Extracted data entries:
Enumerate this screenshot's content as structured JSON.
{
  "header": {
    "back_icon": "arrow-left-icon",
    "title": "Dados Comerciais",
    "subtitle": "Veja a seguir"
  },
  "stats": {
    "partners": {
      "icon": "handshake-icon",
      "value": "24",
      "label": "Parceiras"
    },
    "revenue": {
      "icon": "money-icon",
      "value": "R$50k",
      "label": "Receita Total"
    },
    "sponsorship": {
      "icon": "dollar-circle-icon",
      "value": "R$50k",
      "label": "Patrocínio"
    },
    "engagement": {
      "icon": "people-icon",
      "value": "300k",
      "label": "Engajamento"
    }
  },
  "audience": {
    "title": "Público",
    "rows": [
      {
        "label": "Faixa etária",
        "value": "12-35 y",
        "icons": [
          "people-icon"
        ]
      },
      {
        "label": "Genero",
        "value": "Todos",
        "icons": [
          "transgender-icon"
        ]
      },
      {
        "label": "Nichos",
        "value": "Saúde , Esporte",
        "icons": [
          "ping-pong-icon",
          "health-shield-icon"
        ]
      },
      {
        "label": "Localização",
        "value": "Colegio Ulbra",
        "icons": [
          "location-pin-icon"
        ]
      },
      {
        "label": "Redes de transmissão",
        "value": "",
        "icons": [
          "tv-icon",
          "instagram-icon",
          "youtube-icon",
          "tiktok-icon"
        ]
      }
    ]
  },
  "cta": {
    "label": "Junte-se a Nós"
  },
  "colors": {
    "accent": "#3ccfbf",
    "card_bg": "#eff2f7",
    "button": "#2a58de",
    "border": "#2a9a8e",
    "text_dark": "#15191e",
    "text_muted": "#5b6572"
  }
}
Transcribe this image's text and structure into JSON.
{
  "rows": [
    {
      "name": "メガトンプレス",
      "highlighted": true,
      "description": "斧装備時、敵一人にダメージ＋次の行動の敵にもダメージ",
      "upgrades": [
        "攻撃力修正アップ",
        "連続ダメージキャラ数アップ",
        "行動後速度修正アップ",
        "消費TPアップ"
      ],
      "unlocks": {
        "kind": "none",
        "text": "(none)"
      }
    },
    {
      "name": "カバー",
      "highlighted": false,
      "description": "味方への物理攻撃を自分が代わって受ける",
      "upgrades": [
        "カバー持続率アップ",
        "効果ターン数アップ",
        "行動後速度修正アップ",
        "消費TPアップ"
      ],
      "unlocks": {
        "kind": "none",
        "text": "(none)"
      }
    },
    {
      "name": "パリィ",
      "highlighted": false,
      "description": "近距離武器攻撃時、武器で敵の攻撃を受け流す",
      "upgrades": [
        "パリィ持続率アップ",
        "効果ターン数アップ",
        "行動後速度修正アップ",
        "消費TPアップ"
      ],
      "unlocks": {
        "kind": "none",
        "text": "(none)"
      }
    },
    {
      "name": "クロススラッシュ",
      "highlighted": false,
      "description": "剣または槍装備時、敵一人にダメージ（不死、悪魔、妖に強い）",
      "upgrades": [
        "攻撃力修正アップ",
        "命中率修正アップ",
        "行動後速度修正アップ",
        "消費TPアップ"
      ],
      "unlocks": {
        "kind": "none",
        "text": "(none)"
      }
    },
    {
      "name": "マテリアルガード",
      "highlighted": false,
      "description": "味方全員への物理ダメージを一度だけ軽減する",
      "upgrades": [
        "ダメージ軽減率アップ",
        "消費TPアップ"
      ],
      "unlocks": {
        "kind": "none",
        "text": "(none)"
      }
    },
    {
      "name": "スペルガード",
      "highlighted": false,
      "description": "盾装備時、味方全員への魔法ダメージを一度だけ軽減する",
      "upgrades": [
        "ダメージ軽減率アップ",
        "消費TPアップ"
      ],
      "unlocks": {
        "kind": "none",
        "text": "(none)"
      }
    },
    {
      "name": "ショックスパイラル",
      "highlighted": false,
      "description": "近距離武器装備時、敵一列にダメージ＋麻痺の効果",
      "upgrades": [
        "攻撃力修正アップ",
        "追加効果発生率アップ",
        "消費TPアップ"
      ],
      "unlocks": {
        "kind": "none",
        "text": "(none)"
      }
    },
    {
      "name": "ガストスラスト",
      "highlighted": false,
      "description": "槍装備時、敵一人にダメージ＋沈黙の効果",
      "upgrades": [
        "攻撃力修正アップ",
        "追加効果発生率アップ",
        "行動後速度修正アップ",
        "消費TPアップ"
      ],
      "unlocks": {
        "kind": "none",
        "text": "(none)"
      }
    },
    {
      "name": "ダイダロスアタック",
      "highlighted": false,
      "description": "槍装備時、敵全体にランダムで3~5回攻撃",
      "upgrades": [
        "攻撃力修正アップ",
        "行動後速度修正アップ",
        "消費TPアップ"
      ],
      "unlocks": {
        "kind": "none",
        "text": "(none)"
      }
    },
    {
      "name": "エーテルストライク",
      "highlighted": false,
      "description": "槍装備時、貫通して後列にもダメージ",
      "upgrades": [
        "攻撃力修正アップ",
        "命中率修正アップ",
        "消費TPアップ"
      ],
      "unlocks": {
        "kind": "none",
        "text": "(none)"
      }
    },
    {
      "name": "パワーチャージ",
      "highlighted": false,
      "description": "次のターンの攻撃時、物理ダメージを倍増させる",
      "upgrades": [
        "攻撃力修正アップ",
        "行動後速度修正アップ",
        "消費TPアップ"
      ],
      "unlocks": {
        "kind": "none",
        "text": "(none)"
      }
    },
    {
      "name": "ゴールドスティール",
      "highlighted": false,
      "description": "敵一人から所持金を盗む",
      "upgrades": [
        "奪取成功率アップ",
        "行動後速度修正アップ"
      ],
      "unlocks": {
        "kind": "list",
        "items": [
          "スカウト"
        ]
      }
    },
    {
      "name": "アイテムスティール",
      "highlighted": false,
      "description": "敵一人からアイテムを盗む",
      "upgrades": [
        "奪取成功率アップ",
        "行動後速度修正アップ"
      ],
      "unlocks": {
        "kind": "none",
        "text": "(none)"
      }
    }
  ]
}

What to do: Write out the entries above word for word.

Response for this exercise:
Enumerate this screenshot's content as structured JSON.
{
  "header": {
    "back_icon": "arrow-left-icon",
    "title": "Dados Comerciais",
    "subtitle": "Veja a seguir"
  },
  "stats": {
    "partners": {
      "icon": "handshake-icon",
      "value": "24",
      "label": "Parceiras"
    },
    "revenue": {
      "icon": "money-icon",
      "value": "R$50k",
      "label": "Receita Total"
    },
    "sponsorship": {
      "icon": "dollar-circle-icon",
      "value": "R$50k",
      "label": "Patrocínio"
    },
    "engagement": {
      "icon": "people-icon",
      "value": "300k",
      "label": "Engajamento"
    }
  },
  "audience": {
    "title": "Público",
    "rows": [
      {
        "label": "Faixa etária",
        "value": "12-35 y",
        "icons": [
          "people-icon"
        ]
      },
      {
        "label": "Genero",
        "value": "Todos",
        "icons": [
          "transgender-icon"
        ]
      },
      {
        "label": "Nichos",
        "value": "Saúde , Esporte",
        "icons": [
          "ping-pong-icon",
          "health-shield-icon"
        ]
      },
      {
        "label": "Localização",
        "value": "Colegio Ulbra",
        "icons": [
          "location-pin-icon"
        ]
      },
      {
        "label": "Redes de transmissão",
        "value": "",
        "icons": [
          "tv-icon",
          "instagram-icon",
          "youtube-icon",
          "tiktok-icon"
        ]
      }
    ]
  },
  "cta": {
    "label": "Junte-se a Nós"
  },
  "colors": {
    "accent": "#3ccfbf",
    "card_bg": "#eff2f7",
    "button": "#2a58de",
    "border": "#2a9a8e",
    "text_dark": "#15191e",
    "text_muted": "#5b6572"
  }
}
Transcribe this image's text and structure into JSON.
{
  "rows": [
    {
      "name": "メガトンプレス",
      "highlighted": true,
      "description": "斧装備時、敵一人にダメージ＋次の行動の敵にもダメージ",
      "upgrades": [
        "攻撃力修正アップ",
        "連続ダメージキャラ数アップ",
        "行動後速度修正アップ",
        "消費TPアップ"
      ],
      "unlocks": {
        "kind": "none",
        "text": "(none)"
      }
    },
    {
      "name": "カバー",
      "highlighted": false,
      "description": "味方への物理攻撃を自分が代わって受ける",
      "upgrades": [
        "カバー持続率アップ",
        "効果ターン数アップ",
        "行動後速度修正アップ",
        "消費TPアップ"
      ],
      "unlocks": {
        "kind": "none",
        "text": "(none)"
      }
    },
    {
      "name": "パリィ",
      "highlighted": false,
      "description": "近距離武器攻撃時、武器で敵の攻撃を受け流す",
      "upgrades": [
        "パリィ持続率アップ",
        "効果ターン数アップ",
        "行動後速度修正アップ",
        "消費TPアップ"
      ],
      "unlocks": {
        "kind": "none",
        "text": "(none)"
      }
    },
    {
      "name": "クロススラッシュ",
      "highlighted": false,
      "description": "剣または槍装備時、敵一人にダメージ（不死、悪魔、妖に強い）",
      "upgrades": [
        "攻撃力修正アップ",
        "命中率修正アップ",
        "行動後速度修正アップ",
        "消費TPアップ"
      ],
      "unlocks": {
        "kind": "none",
        "text": "(none)"
      }
    },
    {
      "name": "マテリアルガード",
      "highlighted": false,
      "description": "味方全員への物理ダメージを一度だけ軽減する",
      "upgrades": [
        "ダメージ軽減率アップ",
        "消費TPアップ"
      ],
      "unlocks": {
        "kind": "none",
        "text": "(none)"
      }
    },
    {
      "name": "スペルガード",
      "highlighted": false,
      "description": "盾装備時、味方全員への魔法ダメージを一度だけ軽減する",
      "upgrades": [
        "ダメージ軽減率アップ",
        "消費TPアップ"
      ],
      "unlocks": {
        "kind": "none",
        "text": "(none)"
      }
    },
    {
      "name": "ショックスパイラル",
      "highlighted": false,
      "description": "近距離武器装備時、敵一列にダメージ＋麻痺の効果",
      "upgrades": [
        "攻撃力修正アップ",
        "追加効果発生率アップ",
        "消費TPアップ"
      ],
      "unlocks": {
        "kind": "none",
        "text": "(none)"
      }
    },
    {
      "name": "ガストスラスト",
      "highlighted": false,
      "description": "槍装備時、敵一人にダメージ＋沈黙の効果",
      "upgrades": [
        "攻撃力修正アップ",
        "追加効果発生率アップ",
        "行動後速度修正アップ",
        "消費TPアップ"
      ],
      "unlocks": {
        "kind": "none",
        "text": "(none)"
      }
    },
    {
      "name": "ダイダロスアタック",
      "highlighted": false,
      "description": "槍装備時、敵全体にランダムで3~5回攻撃",
      "upgrades": [
        "攻撃力修正アップ",
        "行動後速度修正アップ",
        "消費TPアップ"
      ],
      "unlocks": {
        "kind": "none",
        "text": "(none)"
      }
    },
    {
      "name": "エーテルストライク",
      "highlighted": false,
      "description": "槍装備時、貫通して後列にもダメージ",
      "upgrades": [
        "攻撃力修正アップ",
        "命中率修正アップ",
        "消費TPアップ"
      ],
      "unlocks": {
        "kind": "none",
        "text": "(none)"
      }
    },
    {
      "name": "パワーチャージ",
      "highlighted": false,
      "description": "次のターンの攻撃時、物理ダメージを倍増させる",
      "upgrades": [
        "攻撃力修正アップ",
        "行動後速度修正アップ",
        "消費TPアップ"
      ],
      "unlocks": {
        "kind": "none",
        "text": "(none)"
      }
    },
    {
      "name": "ゴールドスティール",
      "highlighted": false,
      "description": "敵一人から所持金を盗む",
      "upgrades": [
        "奪取成功率アップ",
        "行動後速度修正アップ"
      ],
      "unlocks": {
        "kind": "list",
        "items": [
          "スカウト"
        ]
      }
    },
    {
      "name": "アイテムスティール",
      "highlighted": false,
      "description": "敵一人からアイテムを盗む",
      "upgrades": [
        "奪取成功率アップ",
        "行動後速度修正アップ"
      ],
      "unlocks": {
        "kind": "none",
        "text": "(none)"
      }
    }
  ]
}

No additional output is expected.